### Available records:
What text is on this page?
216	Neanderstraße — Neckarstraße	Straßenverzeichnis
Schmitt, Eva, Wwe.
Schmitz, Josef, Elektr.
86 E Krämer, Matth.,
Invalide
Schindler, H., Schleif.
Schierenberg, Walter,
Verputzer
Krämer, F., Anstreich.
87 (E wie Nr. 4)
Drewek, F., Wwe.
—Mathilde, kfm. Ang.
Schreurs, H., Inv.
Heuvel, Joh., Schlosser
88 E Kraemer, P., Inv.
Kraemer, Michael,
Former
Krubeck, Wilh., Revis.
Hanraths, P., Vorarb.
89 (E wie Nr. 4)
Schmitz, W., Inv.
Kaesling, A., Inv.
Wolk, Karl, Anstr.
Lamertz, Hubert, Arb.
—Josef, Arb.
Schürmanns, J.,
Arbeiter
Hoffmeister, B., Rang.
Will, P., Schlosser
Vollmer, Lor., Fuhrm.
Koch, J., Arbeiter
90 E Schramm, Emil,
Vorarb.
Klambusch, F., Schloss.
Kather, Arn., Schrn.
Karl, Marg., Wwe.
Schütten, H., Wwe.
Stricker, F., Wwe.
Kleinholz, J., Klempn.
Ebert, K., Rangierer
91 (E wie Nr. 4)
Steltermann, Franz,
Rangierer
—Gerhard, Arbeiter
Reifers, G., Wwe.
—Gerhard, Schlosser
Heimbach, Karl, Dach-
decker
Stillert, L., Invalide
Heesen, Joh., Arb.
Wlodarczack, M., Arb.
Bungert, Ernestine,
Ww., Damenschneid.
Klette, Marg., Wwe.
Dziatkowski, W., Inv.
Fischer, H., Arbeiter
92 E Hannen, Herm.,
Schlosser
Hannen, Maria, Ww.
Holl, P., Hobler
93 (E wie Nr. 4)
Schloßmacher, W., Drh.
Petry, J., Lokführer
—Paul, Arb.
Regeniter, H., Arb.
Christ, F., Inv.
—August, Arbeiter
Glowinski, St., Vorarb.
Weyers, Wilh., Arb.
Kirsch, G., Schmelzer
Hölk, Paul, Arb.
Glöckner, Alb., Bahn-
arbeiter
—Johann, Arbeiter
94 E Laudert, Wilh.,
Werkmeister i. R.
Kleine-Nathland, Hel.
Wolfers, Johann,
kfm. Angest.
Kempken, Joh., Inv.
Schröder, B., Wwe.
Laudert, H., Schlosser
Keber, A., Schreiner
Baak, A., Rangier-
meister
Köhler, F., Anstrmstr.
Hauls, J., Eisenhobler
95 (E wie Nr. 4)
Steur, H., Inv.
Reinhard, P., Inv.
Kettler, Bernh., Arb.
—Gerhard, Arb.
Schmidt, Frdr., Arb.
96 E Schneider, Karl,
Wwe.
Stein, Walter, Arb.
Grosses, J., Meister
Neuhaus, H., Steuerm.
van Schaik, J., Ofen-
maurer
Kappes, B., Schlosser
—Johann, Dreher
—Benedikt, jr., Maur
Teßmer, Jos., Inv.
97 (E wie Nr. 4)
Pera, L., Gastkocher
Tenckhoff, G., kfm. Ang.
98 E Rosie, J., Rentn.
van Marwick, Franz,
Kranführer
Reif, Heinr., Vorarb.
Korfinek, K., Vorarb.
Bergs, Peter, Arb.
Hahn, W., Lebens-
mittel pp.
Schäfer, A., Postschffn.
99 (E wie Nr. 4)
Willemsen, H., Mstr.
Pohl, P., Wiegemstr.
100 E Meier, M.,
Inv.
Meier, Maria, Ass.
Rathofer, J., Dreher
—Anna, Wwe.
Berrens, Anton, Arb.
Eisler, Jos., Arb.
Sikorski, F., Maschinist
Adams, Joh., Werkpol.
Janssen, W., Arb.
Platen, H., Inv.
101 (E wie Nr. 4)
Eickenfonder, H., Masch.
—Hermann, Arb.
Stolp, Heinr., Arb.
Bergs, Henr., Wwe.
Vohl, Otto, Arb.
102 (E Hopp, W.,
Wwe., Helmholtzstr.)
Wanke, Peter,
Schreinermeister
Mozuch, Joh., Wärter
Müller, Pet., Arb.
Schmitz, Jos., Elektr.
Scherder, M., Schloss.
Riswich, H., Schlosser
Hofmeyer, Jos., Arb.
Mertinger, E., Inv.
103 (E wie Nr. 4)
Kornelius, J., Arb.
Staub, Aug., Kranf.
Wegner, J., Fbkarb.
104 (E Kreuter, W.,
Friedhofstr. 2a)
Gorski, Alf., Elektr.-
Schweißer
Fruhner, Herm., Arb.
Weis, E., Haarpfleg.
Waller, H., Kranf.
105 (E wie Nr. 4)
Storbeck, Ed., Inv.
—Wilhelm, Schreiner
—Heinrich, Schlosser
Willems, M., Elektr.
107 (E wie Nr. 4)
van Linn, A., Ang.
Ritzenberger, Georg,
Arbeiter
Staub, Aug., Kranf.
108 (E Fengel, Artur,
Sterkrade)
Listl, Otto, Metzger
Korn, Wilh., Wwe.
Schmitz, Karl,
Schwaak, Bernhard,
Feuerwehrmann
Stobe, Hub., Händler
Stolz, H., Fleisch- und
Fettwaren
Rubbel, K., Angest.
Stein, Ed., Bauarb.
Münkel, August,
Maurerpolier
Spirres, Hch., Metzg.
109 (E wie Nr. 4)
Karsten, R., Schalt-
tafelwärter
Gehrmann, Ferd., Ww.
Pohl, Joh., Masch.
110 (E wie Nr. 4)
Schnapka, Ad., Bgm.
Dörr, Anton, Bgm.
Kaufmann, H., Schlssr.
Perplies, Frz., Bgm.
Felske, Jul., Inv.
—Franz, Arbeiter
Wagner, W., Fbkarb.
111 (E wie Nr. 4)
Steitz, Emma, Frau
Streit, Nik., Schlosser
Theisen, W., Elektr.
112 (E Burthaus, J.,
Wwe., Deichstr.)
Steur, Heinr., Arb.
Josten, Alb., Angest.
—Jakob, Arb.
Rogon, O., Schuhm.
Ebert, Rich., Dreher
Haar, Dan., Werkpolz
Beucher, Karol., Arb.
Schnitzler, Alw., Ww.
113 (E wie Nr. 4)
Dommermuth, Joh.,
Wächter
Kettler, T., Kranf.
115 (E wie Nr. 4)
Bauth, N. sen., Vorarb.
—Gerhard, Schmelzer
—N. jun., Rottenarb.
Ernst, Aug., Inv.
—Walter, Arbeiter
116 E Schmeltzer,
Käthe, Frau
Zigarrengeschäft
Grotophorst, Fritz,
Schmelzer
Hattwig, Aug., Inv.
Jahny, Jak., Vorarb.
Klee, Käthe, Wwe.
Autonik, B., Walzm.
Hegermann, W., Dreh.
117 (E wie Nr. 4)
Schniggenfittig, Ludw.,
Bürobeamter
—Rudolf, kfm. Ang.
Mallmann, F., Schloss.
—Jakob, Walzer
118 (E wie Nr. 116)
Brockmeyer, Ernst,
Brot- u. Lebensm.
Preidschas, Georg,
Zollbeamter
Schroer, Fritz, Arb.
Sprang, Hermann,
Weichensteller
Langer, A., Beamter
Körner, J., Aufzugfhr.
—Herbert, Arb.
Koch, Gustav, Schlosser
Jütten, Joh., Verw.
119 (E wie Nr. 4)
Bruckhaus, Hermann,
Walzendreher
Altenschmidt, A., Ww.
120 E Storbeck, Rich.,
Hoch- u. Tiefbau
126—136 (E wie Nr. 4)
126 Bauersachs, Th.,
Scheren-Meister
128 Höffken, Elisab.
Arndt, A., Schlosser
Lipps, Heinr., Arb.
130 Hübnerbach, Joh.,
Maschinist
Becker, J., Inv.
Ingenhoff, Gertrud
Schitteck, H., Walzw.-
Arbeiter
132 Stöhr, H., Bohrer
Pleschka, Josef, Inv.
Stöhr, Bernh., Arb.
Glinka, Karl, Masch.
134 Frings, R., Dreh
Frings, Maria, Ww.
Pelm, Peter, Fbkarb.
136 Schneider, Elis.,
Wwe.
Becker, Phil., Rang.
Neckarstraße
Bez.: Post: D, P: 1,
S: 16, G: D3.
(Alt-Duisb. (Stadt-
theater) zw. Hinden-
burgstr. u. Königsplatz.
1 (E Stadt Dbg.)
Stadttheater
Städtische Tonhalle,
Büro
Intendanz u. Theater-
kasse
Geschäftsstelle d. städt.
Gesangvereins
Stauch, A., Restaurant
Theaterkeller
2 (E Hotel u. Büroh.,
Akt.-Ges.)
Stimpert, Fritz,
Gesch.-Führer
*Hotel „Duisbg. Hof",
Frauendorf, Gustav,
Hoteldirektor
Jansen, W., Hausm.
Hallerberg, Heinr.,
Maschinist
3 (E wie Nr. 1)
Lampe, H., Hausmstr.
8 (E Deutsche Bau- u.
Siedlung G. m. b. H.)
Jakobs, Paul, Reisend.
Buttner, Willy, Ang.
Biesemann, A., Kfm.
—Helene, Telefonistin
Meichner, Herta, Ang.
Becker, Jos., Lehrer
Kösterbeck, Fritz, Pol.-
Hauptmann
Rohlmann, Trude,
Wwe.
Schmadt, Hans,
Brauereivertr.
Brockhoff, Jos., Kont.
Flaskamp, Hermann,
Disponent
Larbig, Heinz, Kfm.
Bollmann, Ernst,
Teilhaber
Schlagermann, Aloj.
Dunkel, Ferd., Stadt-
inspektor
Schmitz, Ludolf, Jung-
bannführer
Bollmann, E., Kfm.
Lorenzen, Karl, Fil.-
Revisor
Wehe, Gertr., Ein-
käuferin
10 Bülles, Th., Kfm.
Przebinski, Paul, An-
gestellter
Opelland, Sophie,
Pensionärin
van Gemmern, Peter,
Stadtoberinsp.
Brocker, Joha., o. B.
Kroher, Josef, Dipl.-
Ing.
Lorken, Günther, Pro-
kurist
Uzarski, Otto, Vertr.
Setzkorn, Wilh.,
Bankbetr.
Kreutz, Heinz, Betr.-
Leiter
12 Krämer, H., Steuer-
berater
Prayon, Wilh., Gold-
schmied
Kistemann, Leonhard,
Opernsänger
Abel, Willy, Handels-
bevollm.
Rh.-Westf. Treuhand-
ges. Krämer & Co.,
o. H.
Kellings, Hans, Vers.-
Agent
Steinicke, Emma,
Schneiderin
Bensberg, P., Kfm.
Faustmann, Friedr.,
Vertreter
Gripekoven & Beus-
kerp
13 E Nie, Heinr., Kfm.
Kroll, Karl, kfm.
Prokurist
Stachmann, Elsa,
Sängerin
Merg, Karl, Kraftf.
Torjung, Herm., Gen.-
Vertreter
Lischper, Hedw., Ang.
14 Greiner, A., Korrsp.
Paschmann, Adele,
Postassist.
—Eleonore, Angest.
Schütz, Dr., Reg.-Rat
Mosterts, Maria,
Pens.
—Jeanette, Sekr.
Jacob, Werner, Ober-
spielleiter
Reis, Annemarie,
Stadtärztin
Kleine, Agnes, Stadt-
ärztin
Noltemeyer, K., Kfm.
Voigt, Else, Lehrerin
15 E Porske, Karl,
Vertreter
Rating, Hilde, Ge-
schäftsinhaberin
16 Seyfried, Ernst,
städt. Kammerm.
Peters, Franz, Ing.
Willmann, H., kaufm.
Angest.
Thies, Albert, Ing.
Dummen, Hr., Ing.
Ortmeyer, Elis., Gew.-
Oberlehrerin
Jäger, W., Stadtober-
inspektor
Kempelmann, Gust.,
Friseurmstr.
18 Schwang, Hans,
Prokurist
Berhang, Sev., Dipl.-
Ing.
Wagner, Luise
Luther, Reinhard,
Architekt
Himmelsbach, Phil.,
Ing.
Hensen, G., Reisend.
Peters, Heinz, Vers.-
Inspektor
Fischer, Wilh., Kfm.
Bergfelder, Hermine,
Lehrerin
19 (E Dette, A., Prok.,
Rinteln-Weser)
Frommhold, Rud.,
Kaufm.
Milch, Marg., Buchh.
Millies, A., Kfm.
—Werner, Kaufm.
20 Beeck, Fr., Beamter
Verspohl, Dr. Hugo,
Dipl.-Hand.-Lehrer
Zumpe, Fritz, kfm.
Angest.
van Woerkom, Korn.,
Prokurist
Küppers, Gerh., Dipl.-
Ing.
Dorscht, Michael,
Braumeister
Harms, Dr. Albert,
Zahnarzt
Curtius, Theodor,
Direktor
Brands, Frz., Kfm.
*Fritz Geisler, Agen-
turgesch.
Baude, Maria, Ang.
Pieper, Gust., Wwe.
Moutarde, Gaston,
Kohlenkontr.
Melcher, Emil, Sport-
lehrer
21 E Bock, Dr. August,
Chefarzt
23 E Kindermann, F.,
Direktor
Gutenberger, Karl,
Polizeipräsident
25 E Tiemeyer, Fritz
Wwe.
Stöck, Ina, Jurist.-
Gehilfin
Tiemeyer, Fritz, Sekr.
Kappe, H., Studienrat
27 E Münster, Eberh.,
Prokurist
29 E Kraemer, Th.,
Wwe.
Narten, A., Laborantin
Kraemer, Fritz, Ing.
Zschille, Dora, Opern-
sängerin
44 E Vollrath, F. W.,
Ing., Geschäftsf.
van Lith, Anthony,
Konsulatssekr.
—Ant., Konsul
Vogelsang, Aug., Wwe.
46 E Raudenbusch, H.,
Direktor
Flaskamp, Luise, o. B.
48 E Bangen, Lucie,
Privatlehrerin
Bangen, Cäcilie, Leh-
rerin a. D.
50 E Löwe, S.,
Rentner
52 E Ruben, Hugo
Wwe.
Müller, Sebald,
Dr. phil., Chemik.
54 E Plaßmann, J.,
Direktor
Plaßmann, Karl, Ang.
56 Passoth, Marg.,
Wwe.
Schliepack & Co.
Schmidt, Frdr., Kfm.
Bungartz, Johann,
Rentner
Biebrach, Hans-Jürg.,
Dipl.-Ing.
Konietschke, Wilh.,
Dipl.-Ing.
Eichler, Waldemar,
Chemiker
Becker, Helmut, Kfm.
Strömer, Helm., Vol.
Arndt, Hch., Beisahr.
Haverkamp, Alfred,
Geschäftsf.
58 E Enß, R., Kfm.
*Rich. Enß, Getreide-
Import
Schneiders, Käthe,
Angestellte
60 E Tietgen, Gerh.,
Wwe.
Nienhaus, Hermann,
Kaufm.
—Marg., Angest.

### Short exercise:
Within the material above, find the lines that contain the word "Vorarb"; copy them.

### The reply:
Hanraths, P., Vorarb.
Vorarb.
Glowinski, St., Vorarb.
Reif, Heinr., Vorarb.
Korfinek, K., Vorarb.
Bauth, N. sen., Vorarb.
Jahny, Jak., Vorarb.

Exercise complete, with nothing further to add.